**WRITTEN PROBLEM:** In the text on Carrey and Kick-Ass 2, what event is named as the source of Carrey's discomfort?

**QUOTED TEXT:**
It would have been interesting to see Carrey discuss what, exactly, made him uncomfortable with continuing to promote his work in Kick-Ass 2, in part because it would have contributed to the discussion that Millar is starting here. Does Carrey now feel uncomfortable carrying out acts of violence on-screen no matter how they might be framed or interpreted, because of how performing those acts and watching them later make him feel? Does Carrey believe that cinematic violence that’s meant as a critique of the glorification of gun use or physical aggression can’t actually function that way because the aesthetics overwhelm the moral reasoning? There’s a good argument to be made that Kick-Ass meandered back and forth between the self-destructiveness and sheer enjoyment of violence. There’s no question that its main character’s attempts to be a super-hero result from self-loathing—and given his inexperience, self-destructive impulses—but it’s also a movie where a bad guy gets shot out of a high-rise with a rocket-launcher in a display of pyrotechnic creativity.

And it would be nice to know what the wider implications of Carrey’s discomfort with the film are. Does not supporting Kick-Ass 2 mean that Carrey’s going forego his paycheck for the film, and whatever points he might have gotten on the back-end? Will he donate the money he made from the film to gun control advocacy organizations? Will he avoid taking parts in the future where his characters either use guns, or inflict violence on other characters by other means? As a one-off, Carrey’s decision to back away from a single role, especially without a clear line of reasoning between the source of his discomfort—the mass shooting in Newtown, Connecticut—and the part—a non-gun using villain—doesn’t have much of an impact on our ongoing debate over mass media’s use of violent death as a means of generating narrative stakes, or specifically, the entertainment industry’s willingness to pay gun manufacturers for the rights to use images of their weapons in movies and games. It’s great for Carrey that he has the clout in Hollywood to follow his conscience without serious consequences to his career. But it would be better for the rest of us if we could have a more detailed conversation, and in more than 140 characters, about how we read the movies, and how the movies have taught us how to respond to acts of violence.

**PROVIDED RECORDS:**

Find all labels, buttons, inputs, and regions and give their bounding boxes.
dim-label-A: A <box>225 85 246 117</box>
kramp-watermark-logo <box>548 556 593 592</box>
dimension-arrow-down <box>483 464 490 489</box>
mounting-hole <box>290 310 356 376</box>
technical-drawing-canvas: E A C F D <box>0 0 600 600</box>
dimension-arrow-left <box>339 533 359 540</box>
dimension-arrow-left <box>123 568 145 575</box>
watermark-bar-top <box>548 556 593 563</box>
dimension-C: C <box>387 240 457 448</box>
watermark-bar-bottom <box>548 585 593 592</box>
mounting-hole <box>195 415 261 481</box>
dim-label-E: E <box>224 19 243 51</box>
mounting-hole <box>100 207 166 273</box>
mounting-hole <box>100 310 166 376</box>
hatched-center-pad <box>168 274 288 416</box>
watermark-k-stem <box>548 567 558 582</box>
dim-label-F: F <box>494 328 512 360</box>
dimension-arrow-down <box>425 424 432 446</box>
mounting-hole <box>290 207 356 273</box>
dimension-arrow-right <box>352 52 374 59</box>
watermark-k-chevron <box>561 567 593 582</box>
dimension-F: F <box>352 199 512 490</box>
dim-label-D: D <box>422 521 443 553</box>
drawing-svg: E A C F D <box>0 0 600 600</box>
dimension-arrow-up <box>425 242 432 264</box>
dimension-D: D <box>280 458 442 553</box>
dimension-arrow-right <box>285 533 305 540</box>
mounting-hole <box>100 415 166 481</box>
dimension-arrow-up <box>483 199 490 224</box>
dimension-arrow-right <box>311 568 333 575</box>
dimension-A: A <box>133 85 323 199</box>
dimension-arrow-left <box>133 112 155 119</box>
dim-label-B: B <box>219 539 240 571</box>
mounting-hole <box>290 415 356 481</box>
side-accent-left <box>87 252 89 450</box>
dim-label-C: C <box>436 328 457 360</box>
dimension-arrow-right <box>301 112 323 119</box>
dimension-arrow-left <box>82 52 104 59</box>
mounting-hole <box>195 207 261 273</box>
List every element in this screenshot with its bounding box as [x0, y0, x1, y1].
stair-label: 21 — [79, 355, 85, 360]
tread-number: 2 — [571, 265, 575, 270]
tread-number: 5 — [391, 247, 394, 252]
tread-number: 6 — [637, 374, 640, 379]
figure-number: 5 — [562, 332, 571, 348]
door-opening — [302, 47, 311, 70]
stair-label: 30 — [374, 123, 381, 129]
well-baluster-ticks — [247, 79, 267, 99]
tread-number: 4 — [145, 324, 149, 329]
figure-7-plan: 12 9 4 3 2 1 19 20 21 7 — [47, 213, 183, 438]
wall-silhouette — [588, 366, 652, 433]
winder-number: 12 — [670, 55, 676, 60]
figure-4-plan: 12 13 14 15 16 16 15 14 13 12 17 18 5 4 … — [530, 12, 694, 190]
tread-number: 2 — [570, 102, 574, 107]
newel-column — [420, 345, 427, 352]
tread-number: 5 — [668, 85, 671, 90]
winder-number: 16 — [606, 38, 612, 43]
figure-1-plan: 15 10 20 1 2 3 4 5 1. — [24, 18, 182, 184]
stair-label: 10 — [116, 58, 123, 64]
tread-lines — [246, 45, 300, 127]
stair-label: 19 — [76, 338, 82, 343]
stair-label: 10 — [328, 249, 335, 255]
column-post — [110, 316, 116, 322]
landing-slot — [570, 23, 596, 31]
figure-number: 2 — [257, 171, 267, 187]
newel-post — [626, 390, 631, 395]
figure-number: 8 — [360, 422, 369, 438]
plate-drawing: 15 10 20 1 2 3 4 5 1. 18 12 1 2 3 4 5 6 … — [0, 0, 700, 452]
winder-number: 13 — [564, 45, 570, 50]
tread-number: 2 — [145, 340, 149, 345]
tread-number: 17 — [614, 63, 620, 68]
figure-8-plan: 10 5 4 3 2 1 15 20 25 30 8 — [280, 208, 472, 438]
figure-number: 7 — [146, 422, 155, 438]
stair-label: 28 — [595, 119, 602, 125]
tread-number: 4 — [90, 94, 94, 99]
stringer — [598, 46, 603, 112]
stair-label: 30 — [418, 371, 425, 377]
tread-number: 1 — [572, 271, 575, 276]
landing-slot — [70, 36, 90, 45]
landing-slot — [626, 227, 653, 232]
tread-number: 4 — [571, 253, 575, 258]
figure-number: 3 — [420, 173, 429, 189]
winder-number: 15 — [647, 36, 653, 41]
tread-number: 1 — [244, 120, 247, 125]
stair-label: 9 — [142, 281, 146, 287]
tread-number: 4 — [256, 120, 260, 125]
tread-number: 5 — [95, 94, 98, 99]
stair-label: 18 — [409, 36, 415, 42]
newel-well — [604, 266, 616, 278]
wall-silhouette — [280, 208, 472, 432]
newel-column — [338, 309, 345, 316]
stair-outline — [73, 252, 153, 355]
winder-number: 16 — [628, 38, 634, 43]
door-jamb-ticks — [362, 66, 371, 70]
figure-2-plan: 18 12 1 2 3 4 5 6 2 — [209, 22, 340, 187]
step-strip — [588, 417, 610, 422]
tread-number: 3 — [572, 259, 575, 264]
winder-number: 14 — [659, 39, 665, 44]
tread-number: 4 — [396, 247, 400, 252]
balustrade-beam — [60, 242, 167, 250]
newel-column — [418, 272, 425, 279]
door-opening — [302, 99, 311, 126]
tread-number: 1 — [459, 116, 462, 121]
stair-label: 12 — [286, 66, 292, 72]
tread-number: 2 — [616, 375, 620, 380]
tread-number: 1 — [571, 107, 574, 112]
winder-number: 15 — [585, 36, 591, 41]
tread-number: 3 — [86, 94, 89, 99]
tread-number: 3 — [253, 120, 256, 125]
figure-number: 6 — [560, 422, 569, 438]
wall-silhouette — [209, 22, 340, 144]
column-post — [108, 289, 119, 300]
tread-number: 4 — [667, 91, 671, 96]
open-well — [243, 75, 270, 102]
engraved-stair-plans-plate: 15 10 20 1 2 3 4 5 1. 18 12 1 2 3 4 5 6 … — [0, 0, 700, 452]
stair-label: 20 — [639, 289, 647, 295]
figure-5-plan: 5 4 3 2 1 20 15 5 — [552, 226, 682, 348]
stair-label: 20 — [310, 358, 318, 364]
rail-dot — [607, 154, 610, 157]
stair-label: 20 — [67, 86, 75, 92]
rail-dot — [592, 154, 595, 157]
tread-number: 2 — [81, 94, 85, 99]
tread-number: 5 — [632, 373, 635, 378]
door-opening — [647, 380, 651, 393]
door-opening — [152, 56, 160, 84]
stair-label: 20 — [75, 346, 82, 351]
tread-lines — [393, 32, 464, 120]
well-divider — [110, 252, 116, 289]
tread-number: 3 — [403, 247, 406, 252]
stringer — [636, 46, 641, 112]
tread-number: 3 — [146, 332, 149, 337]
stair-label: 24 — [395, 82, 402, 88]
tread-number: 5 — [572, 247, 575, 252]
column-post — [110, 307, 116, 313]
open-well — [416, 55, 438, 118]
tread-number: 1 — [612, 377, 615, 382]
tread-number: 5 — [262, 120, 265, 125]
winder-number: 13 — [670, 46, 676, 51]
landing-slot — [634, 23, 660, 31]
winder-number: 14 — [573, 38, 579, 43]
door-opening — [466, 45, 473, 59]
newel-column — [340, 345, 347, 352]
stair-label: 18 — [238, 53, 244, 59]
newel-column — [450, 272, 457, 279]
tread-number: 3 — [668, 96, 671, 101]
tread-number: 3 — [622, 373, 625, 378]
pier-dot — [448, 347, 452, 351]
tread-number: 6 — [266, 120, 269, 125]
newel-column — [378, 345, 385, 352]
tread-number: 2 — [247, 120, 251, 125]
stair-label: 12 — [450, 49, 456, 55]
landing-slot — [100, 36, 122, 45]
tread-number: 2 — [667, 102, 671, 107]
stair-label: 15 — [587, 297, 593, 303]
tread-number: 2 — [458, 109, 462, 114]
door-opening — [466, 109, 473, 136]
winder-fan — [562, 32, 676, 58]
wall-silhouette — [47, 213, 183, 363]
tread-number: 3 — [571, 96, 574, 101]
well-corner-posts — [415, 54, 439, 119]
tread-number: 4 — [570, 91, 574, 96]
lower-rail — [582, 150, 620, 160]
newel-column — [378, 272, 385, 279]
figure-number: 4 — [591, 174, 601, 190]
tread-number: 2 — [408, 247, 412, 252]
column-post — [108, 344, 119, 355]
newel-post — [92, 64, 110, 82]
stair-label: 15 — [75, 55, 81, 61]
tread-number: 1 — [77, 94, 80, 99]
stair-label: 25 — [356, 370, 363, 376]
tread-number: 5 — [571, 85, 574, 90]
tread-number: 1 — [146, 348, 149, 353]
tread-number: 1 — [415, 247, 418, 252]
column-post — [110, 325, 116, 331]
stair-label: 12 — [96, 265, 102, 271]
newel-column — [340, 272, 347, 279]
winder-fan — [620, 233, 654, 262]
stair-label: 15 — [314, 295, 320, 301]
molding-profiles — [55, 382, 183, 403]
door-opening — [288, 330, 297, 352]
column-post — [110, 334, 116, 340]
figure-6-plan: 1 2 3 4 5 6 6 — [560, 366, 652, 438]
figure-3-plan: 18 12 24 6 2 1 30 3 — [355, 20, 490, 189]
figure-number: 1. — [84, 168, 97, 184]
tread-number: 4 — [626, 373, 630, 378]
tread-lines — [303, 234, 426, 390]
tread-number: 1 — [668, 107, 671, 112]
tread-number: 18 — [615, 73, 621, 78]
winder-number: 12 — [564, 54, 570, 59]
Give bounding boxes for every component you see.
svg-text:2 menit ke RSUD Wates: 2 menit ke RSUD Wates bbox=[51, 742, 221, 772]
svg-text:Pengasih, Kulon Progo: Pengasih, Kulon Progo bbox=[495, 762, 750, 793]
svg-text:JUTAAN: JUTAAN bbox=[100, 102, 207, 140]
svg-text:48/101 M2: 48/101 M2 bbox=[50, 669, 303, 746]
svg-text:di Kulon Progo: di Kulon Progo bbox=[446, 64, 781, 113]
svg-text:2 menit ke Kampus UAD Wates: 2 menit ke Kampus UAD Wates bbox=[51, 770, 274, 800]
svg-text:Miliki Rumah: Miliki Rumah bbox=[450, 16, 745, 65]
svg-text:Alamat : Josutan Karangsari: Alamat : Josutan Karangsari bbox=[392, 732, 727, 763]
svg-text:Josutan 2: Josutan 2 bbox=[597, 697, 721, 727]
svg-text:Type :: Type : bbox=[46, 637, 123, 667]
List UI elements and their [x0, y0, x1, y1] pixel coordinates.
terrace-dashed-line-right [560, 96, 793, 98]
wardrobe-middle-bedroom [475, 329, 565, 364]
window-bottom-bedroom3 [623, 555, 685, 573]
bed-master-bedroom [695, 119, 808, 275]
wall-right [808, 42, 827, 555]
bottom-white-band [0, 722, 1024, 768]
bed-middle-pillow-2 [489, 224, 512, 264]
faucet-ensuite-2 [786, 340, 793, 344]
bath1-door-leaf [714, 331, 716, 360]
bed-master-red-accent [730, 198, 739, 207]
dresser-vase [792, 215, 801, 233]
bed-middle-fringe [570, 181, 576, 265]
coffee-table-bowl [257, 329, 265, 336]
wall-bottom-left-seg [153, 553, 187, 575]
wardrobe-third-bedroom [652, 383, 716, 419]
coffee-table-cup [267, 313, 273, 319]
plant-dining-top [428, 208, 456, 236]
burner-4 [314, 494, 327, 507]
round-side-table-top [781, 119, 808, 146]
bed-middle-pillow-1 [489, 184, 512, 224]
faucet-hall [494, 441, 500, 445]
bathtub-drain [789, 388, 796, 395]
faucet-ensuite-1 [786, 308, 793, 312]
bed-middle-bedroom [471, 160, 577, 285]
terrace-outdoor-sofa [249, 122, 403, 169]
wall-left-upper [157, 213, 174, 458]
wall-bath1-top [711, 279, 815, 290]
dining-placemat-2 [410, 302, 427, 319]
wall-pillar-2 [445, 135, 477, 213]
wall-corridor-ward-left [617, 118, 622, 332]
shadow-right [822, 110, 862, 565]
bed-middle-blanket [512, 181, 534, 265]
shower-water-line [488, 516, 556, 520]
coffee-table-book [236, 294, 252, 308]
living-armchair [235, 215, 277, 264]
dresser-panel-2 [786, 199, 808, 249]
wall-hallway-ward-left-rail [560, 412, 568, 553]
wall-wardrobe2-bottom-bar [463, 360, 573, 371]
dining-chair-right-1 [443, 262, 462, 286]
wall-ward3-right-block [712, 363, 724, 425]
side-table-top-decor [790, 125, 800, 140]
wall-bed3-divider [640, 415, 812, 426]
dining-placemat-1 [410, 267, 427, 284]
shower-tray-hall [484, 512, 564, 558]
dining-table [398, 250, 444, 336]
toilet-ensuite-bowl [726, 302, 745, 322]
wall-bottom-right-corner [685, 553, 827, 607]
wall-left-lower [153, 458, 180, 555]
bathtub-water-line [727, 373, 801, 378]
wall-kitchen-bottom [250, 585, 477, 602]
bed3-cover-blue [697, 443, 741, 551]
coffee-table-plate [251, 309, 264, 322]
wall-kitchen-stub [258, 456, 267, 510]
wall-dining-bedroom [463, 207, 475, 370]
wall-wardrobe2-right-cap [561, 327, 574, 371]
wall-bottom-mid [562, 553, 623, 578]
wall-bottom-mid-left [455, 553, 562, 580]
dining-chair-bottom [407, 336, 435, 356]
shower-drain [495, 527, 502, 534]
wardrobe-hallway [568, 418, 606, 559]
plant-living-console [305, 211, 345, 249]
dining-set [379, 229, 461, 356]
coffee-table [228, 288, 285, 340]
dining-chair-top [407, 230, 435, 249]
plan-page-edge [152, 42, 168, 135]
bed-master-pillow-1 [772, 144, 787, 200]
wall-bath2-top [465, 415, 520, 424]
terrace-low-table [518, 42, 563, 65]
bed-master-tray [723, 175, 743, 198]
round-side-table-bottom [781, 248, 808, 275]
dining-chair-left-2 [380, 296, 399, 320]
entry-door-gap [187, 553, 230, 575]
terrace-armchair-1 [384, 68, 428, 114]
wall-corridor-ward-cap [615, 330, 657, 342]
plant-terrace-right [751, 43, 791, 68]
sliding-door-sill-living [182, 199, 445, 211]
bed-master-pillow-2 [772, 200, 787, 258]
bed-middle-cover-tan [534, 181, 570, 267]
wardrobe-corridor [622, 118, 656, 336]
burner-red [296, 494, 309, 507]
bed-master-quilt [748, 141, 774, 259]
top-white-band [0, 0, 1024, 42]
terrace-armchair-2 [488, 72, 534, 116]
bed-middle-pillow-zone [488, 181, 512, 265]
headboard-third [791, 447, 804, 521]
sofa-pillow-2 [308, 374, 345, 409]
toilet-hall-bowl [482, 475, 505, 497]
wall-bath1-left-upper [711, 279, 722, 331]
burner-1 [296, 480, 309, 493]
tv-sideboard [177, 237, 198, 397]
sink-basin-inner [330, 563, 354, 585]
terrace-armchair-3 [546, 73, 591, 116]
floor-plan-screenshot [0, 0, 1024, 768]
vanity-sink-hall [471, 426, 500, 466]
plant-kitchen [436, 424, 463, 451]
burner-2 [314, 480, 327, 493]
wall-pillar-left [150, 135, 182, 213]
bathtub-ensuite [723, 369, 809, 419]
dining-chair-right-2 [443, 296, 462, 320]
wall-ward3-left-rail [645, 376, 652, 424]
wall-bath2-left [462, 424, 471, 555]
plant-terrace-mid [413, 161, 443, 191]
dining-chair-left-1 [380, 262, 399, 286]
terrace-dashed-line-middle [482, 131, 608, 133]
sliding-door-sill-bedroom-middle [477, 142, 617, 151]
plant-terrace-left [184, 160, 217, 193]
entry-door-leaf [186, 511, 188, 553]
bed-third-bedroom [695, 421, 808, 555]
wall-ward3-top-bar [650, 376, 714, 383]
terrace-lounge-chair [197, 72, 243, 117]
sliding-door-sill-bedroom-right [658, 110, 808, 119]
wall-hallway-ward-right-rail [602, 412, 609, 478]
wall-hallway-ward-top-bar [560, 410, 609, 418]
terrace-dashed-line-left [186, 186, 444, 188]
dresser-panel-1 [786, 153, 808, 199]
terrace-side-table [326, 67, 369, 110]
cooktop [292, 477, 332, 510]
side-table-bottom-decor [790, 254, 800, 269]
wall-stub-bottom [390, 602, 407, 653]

**WRITTEN ANSWER:** The mass shooting in Newtown, Connecticut.